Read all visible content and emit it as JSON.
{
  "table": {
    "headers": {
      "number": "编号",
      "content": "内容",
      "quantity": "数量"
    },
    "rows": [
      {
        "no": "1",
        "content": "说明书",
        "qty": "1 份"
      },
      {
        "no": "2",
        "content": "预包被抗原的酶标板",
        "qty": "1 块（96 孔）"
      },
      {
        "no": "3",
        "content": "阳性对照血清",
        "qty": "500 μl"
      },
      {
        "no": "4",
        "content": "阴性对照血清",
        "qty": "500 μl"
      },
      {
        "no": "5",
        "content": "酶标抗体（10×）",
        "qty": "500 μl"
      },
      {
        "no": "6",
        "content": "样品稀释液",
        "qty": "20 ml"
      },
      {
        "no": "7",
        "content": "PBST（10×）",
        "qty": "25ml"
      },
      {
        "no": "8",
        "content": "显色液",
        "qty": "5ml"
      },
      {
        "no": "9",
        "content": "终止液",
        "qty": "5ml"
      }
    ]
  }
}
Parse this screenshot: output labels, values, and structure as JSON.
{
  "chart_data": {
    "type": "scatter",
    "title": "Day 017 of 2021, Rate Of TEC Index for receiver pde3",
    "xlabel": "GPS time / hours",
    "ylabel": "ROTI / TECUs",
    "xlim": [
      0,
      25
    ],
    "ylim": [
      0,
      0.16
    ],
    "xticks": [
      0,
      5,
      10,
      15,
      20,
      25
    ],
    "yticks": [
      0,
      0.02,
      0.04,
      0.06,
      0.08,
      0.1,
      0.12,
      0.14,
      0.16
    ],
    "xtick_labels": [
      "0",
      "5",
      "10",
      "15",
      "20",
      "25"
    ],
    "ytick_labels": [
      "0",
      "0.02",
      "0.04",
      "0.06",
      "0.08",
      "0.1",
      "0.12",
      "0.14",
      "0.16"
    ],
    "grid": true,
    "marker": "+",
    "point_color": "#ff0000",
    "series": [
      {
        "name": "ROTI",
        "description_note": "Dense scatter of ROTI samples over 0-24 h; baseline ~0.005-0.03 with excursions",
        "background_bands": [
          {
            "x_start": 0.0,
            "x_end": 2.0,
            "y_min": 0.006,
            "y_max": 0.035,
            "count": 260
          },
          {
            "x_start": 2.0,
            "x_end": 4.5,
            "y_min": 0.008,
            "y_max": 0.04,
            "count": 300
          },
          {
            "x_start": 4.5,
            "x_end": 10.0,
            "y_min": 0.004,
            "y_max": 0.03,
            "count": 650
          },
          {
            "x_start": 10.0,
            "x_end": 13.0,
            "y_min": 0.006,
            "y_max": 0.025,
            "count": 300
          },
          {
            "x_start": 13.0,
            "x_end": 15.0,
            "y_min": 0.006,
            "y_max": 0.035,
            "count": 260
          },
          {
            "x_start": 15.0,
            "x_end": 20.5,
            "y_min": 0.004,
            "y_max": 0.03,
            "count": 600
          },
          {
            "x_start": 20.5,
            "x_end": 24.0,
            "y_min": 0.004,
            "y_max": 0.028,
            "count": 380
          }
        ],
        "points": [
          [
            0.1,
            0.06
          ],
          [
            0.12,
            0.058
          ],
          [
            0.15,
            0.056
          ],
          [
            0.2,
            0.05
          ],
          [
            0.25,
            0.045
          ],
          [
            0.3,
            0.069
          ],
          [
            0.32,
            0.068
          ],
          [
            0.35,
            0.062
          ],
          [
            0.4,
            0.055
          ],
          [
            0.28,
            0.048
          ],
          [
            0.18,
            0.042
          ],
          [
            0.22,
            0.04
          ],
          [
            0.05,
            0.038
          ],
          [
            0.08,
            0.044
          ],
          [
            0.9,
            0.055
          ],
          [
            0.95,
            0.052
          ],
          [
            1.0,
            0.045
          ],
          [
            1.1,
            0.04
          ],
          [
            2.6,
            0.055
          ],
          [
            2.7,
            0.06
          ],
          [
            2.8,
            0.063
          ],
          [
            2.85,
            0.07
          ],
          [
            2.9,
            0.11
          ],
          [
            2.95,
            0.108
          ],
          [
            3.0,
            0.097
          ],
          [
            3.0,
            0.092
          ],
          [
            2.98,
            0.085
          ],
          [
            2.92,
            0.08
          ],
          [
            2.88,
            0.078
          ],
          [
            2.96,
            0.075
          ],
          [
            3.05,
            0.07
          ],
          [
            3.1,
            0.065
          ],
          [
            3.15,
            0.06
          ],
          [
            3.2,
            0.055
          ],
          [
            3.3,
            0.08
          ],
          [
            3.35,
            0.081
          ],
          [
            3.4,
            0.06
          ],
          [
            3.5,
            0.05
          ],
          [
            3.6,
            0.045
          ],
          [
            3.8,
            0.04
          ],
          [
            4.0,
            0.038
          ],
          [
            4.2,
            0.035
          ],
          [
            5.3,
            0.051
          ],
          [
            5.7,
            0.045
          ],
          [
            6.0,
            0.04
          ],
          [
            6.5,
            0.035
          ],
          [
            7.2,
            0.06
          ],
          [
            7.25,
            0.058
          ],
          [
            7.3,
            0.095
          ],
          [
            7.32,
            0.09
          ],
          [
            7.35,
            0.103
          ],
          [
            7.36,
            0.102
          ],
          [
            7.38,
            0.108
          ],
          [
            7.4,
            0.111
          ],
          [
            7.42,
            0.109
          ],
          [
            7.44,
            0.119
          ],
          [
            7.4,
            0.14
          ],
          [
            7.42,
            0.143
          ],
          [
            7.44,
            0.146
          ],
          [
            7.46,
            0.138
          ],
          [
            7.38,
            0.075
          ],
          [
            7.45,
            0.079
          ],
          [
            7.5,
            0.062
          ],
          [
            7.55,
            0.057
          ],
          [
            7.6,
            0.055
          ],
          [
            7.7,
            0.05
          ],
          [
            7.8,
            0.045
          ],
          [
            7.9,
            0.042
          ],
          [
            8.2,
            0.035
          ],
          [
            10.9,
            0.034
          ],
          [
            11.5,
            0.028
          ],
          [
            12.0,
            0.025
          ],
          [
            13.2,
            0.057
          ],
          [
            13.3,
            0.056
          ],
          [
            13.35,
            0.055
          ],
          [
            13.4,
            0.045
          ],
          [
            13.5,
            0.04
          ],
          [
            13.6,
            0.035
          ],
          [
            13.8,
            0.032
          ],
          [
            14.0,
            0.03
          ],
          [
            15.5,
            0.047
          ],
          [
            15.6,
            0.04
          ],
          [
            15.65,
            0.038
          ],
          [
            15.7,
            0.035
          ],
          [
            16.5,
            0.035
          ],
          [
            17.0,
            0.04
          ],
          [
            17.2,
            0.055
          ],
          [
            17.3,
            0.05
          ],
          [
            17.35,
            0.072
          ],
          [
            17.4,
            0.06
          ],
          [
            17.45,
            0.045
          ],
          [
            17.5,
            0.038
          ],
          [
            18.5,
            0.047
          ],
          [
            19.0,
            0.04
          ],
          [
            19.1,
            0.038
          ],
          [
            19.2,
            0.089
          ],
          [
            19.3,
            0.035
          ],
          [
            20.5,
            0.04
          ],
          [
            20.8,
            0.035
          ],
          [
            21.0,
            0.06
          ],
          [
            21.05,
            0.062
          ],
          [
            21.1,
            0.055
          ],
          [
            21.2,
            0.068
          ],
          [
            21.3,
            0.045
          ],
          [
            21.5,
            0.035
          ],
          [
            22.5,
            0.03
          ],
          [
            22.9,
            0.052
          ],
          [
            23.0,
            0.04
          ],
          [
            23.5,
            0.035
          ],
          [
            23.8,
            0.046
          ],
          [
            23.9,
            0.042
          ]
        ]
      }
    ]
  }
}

++++++++

GOAL ->
Write out the whole listing exactly.

RESPONSE ->
Read all visible content and emit it as JSON.
{
  "table": {
    "headers": {
      "number": "编号",
      "content": "内容",
      "quantity": "数量"
    },
    "rows": [
      {
        "no": "1",
        "content": "说明书",
        "qty": "1 份"
      },
      {
        "no": "2",
        "content": "预包被抗原的酶标板",
        "qty": "1 块（96 孔）"
      },
      {
        "no": "3",
        "content": "阳性对照血清",
        "qty": "500 μl"
      },
      {
        "no": "4",
        "content": "阴性对照血清",
        "qty": "500 μl"
      },
      {
        "no": "5",
        "content": "酶标抗体（10×）",
        "qty": "500 μl"
      },
      {
        "no": "6",
        "content": "样品稀释液",
        "qty": "20 ml"
      },
      {
        "no": "7",
        "content": "PBST（10×）",
        "qty": "25ml"
      },
      {
        "no": "8",
        "content": "显色液",
        "qty": "5ml"
      },
      {
        "no": "9",
        "content": "终止液",
        "qty": "5ml"
      }
    ]
  }
}
Parse this screenshot: output labels, values, and structure as JSON.
{
  "chart_data": {
    "type": "scatter",
    "title": "Day 017 of 2021, Rate Of TEC Index for receiver pde3",
    "xlabel": "GPS time / hours",
    "ylabel": "ROTI / TECUs",
    "xlim": [
      0,
      25
    ],
    "ylim": [
      0,
      0.16
    ],
    "xticks": [
      0,
      5,
      10,
      15,
      20,
      25
    ],
    "yticks": [
      0,
      0.02,
      0.04,
      0.06,
      0.08,
      0.1,
      0.12,
      0.14,
      0.16
    ],
    "xtick_labels": [
      "0",
      "5",
      "10",
      "15",
      "20",
      "25"
    ],
    "ytick_labels": [
      "0",
      "0.02",
      "0.04",
      "0.06",
      "0.08",
      "0.1",
      "0.12",
      "0.14",
      "0.16"
    ],
    "grid": true,
    "marker": "+",
    "point_color": "#ff0000",
    "series": [
      {
        "name": "ROTI",
        "description_note": "Dense scatter of ROTI samples over 0-24 h; baseline ~0.005-0.03 with excursions",
        "background_bands": [
          {
            "x_start": 0.0,
            "x_end": 2.0,
            "y_min": 0.006,
            "y_max": 0.035,
            "count": 260
          },
          {
            "x_start": 2.0,
            "x_end": 4.5,
            "y_min": 0.008,
            "y_max": 0.04,
            "count": 300
          },
          {
            "x_start": 4.5,
            "x_end": 10.0,
            "y_min": 0.004,
            "y_max": 0.03,
            "count": 650
          },
          {
            "x_start": 10.0,
            "x_end": 13.0,
            "y_min": 0.006,
            "y_max": 0.025,
            "count": 300
          },
          {
            "x_start": 13.0,
            "x_end": 15.0,
            "y_min": 0.006,
            "y_max": 0.035,
            "count": 260
          },
          {
            "x_start": 15.0,
            "x_end": 20.5,
            "y_min": 0.004,
            "y_max": 0.03,
            "count": 600
          },
          {
            "x_start": 20.5,
            "x_end": 24.0,
            "y_min": 0.004,
            "y_max": 0.028,
            "count": 380
          }
        ],
        "points": [
          [
            0.1,
            0.06
          ],
          [
            0.12,
            0.058
          ],
          [
            0.15,
            0.056
          ],
          [
            0.2,
            0.05
          ],
          [
            0.25,
            0.045
          ],
          [
            0.3,
            0.069
          ],
          [
            0.32,
            0.068
          ],
          [
            0.35,
            0.062
          ],
          [
            0.4,
            0.055
          ],
          [
            0.28,
            0.048
          ],
          [
            0.18,
            0.042
          ],
          [
            0.22,
            0.04
          ],
          [
            0.05,
            0.038
          ],
          [
            0.08,
            0.044
          ],
          [
            0.9,
            0.055
          ],
          [
            0.95,
            0.052
          ],
          [
            1.0,
            0.045
          ],
          [
            1.1,
            0.04
          ],
          [
            2.6,
            0.055
          ],
          [
            2.7,
            0.06
          ],
          [
            2.8,
            0.063
          ],
          [
            2.85,
            0.07
          ],
          [
            2.9,
            0.11
          ],
          [
            2.95,
            0.108
          ],
          [
            3.0,
            0.097
          ],
          [
            3.0,
            0.092
          ],
          [
            2.98,
            0.085
          ],
          [
            2.92,
            0.08
          ],
          [
            2.88,
            0.078
          ],
          [
            2.96,
            0.075
          ],
          [
            3.05,
            0.07
          ],
          [
            3.1,
            0.065
          ],
          [
            3.15,
            0.06
          ],
          [
            3.2,
            0.055
          ],
          [
            3.3,
            0.08
          ],
          [
            3.35,
            0.081
          ],
          [
            3.4,
            0.06
          ],
          [
            3.5,
            0.05
          ],
          [
            3.6,
            0.045
          ],
          [
            3.8,
            0.04
          ],
          [
            4.0,
            0.038
          ],
          [
            4.2,
            0.035
          ],
          [
            5.3,
            0.051
          ],
          [
            5.7,
            0.045
          ],
          [
            6.0,
            0.04
          ],
          [
            6.5,
            0.035
          ],
          [
            7.2,
            0.06
          ],
          [
            7.25,
            0.058
          ],
          [
            7.3,
            0.095
          ],
          [
            7.32,
            0.09
          ],
          [
            7.35,
            0.103
          ],
          [
            7.36,
            0.102
          ],
          [
            7.38,
            0.108
          ],
          [
            7.4,
            0.111
          ],
          [
            7.42,
            0.109
          ],
          [
            7.44,
            0.119
          ],
          [
            7.4,
            0.14
          ],
          [
            7.42,
            0.143
          ],
          [
            7.44,
            0.146
          ],
          [
            7.46,
            0.138
          ],
          [
            7.38,
            0.075
          ],
          [
            7.45,
            0.079
          ],
          [
            7.5,
            0.062
          ],
          [
            7.55,
            0.057
          ],
          [
            7.6,
            0.055
          ],
          [
            7.7,
            0.05
          ],
          [
            7.8,
            0.045
          ],
          [
            7.9,
            0.042
          ],
          [
            8.2,
            0.035
          ],
          [
            10.9,
            0.034
          ],
          [
            11.5,
            0.028
          ],
          [
            12.0,
            0.025
          ],
          [
            13.2,
            0.057
          ],
          [
            13.3,
            0.056
          ],
          [
            13.35,
            0.055
          ],
          [
            13.4,
            0.045
          ],
          [
            13.5,
            0.04
          ],
          [
            13.6,
            0.035
          ],
          [
            13.8,
            0.032
          ],
          [
            14.0,
            0.03
          ],
          [
            15.5,
            0.047
          ],
          [
            15.6,
            0.04
          ],
          [
            15.65,
            0.038
          ],
          [
            15.7,
            0.035
          ],
          [
            16.5,
            0.035
          ],
          [
            17.0,
            0.04
          ],
          [
            17.2,
            0.055
          ],
          [
            17.3,
            0.05
          ],
          [
            17.35,
            0.072
          ],
          [
            17.4,
            0.06
          ],
          [
            17.45,
            0.045
          ],
          [
            17.5,
            0.038
          ],
          [
            18.5,
            0.047
          ],
          [
            19.0,
            0.04
          ],
          [
            19.1,
            0.038
          ],
          [
            19.2,
            0.089
          ],
          [
            19.3,
            0.035
          ],
          [
            20.5,
            0.04
          ],
          [
            20.8,
            0.035
          ],
          [
            21.0,
            0.06
          ],
          [
            21.05,
            0.062
          ],
          [
            21.1,
            0.055
          ],
          [
            21.2,
            0.068
          ],
          [
            21.3,
            0.045
          ],
          [
            21.5,
            0.035
          ],
          [
            22.5,
            0.03
          ],
          [
            22.9,
            0.052
          ],
          [
            23.0,
            0.04
          ],
          [
            23.5,
            0.035
          ],
          [
            23.8,
            0.046
          ],
          [
            23.9,
            0.042
          ]
        ]
      }
    ]
  }
}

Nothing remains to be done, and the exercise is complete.